--- Given text Enclosed Below ---

Fiction Review by Tim Rogers

Kim Aubrey, What We Hold in Our Hands (Bradford: Demeter, 2013). Paperbound, 153 pp., $19.95.

What We Hold in Our HandsThis is a collection of ten short stories that are, of sorts, slice-of-life ethnographies. Each is a snippet from the day-to-day lives of a variety of characters, including a young woman navigating between male companions, a man’s efforts to find meaning in his life through watercolour painting, children trying to deal with their mother’s depression, a wheelchair-bound woman longing for a life outside her dingy apartment, and a couple negotiating change to the background of a televised bicycle race. Covering a broad spectrum of the elements of our contemporary lives, the stories deal with transitions, difficult choices, and caring.

Within each of these vignettes there is a constant interplay between time and reflection as various elements from the stories play against each other in complex yet intriguing ways. For example, in “Eating Water” the internal observations of being caught in the undertow of an ocean wave are set against multiple thoughts about the narrator’s parents, creating a whirlwind montage of impressions and reactions. The end result is a fluid insight into the character’s life. The general tone of such complicated interplay is gritty and harsh—no sentimentality here: “When we first moved into this apartment, I hated it. It’s on an ugly street lined with strip malls and car dealerships. If you drive a mile in any direction, that’s pretty much all you’ll see. The building’s a squat, brown rectangle, the elevator lurches and creaks, and everything smells of old meatloaf.” (“Flickers”)

There are also occasional moments of grace and gentility: “Within the low, graying Bermuda limestone wall grows a further wall of pink oleander, bordering the lemon grove. A big arching white cedar stands across from the lemon trees. Under its shade, no grass will grow, and the ground, red from the iron-rich soil, lies bare and soft. A curving gravel path leads up past rose bushes and nasturtiums to a small white house with dark green shutters.” (“Lemon Curl”) But, in the story’s next lines, we are yankedback into Aubrey’s flinty reality.Twelve years ago, before she and Larry bought the property, Liv had asked the owners if the lemons were edible. She’d understood from childhood that the milky sap of oleanders was poisonous, and wondered if the poison might leach into the soil.” Even with the most sensitive of story lines, such as “Compact,” which deals with the impending cancer-driven loss of a sister, the oppressive weight of choices lies clearly in the background.“Gilda’s four children are old enough to vote, and have all, one after the other, found their own ways to disappoint or alarm her. Josh is living with the wrong woman, Jenny dating the wrong man, Lisa pursuing the wrong career—modelling—she’s pretty but what chance does she have? While Robin, her youngest, is in the wrong university—a three-hour drive away—and never answers when Gilda calls.”

The stories are brought to life by meticulous attention to detail. Aubrey’s writing excels at bringing vitality to small elements of lived lives, and the gestalt created by these montages can be astounding. In “What We Hold in Our Hands,” we find an eloquent articulation of the complex ambivalence for an absent father:

Ever since my father left us, I’d been trying to forget him, forget how remote he’d become when he was still at home, forget the way he used to tuck me into bed when I was small, answering the stream of questions I invented to make him linger by my side. Forget the way I used to help him in the garden, digging holes for the tomato and cucumber seedlings. He’d shown me how to tamp down the soil around them, how to stake plants when they grew bigger, how to pinch off the new growth between the established branches and the stalk.

A flood of sensory detail often creates an overall impression that could not be achieved by a more expository approach. Take, for instance, this reflection on being pregnant: “If she didn’t have this life inside her, these hormones making her weepy and vulnerable, she could be happy alone, writing her dissertation. But the larger the baby grows, the smaller she feels—a tiny woman with a belly out there. Staring down at its unavoidable roundness, she doesn’t notice the sparrows in the lilac bush until they flash in front of her. They seem to have burst from her belly like blackbirds from a pie.” (“Outside of Yourself”)

There are no heroes in these stories. I suppose we could use words like courageous or tough to describe them, but I believe that would miss Aubrey’s point. She gives us ordinary people, caught in the webs of their own choices, and a faithful portrait of the times in which we live.

--- End of Enclosed Given text ---
--- Entries supplied Enclosed Below ---

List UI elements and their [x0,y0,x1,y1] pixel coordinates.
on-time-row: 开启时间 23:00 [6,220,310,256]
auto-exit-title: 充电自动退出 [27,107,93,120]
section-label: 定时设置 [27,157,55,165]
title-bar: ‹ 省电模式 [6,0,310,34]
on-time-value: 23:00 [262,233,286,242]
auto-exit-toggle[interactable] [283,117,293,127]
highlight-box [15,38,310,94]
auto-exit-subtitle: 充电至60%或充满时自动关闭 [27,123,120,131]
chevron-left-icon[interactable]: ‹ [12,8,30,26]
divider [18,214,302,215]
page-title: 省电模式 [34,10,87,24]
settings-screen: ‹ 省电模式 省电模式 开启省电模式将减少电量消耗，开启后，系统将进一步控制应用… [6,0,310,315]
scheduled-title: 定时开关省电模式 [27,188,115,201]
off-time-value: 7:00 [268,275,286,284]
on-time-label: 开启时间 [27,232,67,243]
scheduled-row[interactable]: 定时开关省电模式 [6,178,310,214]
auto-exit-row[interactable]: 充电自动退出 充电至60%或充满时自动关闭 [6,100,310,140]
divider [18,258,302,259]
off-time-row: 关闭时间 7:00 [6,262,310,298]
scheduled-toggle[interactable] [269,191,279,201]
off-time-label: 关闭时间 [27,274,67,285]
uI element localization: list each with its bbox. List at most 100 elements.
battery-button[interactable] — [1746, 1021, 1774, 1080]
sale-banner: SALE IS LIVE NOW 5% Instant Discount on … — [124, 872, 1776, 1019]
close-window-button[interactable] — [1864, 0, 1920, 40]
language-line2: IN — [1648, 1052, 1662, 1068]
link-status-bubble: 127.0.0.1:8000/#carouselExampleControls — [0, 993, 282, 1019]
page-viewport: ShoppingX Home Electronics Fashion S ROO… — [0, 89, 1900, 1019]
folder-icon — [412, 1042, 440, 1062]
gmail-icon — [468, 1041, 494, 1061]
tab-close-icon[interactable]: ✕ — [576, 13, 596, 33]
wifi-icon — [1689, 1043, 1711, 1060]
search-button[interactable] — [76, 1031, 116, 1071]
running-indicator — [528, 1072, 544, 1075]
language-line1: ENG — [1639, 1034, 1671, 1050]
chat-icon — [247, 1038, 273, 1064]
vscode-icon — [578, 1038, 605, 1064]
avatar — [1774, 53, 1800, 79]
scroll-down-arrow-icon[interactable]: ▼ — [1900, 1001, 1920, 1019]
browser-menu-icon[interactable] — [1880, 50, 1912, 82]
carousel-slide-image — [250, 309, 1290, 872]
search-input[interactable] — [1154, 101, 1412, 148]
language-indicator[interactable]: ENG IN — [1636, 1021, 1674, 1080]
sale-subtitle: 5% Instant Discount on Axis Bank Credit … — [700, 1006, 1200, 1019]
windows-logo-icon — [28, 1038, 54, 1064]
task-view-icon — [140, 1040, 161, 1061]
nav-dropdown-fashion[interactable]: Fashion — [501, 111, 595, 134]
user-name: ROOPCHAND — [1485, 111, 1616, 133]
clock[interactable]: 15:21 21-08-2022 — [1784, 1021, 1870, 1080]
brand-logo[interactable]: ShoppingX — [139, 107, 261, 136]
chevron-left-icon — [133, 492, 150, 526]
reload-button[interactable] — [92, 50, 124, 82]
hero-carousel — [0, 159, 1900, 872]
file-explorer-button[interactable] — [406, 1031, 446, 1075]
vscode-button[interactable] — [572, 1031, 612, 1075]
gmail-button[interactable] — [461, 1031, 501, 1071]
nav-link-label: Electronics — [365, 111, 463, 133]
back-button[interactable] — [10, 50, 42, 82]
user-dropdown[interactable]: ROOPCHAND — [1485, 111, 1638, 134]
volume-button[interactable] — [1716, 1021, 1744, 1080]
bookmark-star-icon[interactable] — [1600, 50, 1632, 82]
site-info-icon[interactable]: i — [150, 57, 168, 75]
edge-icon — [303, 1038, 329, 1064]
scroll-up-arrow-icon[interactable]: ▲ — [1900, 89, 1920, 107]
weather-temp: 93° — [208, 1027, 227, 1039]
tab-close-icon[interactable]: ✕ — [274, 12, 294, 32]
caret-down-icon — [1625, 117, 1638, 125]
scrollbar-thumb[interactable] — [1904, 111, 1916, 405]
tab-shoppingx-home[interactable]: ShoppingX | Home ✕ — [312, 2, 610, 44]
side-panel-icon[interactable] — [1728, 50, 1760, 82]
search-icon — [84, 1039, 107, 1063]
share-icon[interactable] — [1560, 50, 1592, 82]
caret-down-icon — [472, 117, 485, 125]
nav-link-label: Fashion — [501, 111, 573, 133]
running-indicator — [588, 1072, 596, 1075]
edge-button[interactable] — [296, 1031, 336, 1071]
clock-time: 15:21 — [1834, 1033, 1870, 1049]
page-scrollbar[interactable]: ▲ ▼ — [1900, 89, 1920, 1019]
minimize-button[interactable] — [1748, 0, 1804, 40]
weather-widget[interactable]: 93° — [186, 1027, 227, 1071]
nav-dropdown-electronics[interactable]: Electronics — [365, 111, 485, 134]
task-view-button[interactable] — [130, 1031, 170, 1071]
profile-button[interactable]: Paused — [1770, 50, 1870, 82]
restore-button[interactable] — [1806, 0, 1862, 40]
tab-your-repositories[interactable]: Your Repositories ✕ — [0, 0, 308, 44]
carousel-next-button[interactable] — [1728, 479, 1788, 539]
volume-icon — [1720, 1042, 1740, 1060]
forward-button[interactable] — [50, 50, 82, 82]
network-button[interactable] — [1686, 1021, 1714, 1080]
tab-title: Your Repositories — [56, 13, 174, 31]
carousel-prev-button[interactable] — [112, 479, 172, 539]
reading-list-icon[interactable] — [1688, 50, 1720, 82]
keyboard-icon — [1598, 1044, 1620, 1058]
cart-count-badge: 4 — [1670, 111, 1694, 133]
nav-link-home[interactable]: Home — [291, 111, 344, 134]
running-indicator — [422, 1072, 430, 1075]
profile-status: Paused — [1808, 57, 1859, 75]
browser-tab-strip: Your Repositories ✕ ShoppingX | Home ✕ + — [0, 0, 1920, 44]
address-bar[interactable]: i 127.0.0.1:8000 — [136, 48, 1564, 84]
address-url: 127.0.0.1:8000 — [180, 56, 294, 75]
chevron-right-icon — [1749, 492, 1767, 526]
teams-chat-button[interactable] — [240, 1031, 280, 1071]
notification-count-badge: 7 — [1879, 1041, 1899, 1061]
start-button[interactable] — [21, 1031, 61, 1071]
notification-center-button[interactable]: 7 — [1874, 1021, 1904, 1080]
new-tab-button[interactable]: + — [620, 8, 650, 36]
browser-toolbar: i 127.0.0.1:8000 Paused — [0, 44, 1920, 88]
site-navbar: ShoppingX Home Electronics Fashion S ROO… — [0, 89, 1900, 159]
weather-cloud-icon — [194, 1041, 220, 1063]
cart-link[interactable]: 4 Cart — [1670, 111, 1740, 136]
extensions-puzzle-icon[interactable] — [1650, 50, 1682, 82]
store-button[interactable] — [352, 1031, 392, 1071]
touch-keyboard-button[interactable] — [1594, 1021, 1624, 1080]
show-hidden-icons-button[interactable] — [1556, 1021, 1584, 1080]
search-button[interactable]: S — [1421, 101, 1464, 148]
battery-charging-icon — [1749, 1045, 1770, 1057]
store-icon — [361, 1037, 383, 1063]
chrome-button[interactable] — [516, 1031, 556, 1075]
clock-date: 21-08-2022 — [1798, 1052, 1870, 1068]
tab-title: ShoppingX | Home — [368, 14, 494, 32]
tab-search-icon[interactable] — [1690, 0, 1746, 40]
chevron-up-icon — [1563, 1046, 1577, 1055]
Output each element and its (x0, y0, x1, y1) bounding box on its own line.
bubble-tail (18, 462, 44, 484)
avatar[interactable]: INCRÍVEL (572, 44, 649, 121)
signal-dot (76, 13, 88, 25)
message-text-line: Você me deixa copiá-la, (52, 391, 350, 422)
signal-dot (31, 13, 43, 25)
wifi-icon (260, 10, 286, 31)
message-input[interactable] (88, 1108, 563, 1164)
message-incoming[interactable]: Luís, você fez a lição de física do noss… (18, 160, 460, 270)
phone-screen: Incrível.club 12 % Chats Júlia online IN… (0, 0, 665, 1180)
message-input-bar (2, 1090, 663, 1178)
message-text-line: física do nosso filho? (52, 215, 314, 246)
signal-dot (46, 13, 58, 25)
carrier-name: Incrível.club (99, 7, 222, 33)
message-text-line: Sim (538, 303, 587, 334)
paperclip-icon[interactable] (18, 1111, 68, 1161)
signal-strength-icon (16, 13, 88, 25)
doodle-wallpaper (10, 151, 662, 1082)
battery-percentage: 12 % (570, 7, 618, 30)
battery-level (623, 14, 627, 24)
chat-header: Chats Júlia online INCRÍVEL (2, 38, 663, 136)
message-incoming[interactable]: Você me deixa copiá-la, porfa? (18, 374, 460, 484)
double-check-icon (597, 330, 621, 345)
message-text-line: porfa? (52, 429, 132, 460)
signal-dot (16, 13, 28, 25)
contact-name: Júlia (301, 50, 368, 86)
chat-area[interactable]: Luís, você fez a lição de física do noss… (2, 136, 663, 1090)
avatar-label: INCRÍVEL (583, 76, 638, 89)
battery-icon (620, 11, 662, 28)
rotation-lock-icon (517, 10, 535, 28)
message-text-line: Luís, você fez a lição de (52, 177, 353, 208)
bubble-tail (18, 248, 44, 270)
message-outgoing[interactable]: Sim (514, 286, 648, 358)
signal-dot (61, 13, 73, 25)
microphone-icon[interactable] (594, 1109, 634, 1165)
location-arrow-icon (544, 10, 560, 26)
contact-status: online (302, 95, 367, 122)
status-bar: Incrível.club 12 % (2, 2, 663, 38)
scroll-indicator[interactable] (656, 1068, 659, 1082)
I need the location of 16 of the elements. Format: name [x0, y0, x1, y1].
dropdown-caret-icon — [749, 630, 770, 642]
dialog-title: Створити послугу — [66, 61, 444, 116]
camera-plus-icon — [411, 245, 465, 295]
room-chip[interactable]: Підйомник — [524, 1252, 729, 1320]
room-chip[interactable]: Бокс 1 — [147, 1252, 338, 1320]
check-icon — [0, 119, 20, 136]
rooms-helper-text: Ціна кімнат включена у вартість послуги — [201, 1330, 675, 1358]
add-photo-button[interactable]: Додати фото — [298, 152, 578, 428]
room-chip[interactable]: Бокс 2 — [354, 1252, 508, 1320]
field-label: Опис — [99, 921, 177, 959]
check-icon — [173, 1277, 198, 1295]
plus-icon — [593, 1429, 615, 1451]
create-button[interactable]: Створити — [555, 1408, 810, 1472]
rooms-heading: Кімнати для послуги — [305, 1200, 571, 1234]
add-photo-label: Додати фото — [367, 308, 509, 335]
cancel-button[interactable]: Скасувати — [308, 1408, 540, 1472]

--- End of Enclosed Entries supplied ---

Condense the paragraph of the review that begins "There are no heroes in these stories" into a shorter paragraph, keeping its main points. None of the entries are needed here.

These stories have no heroes. Words such as courageous or tough could describe the characters, but they would miss Aubrey's point. She presents ordinary people caught in the webs of their own choices, along with a faithful portrait of our times.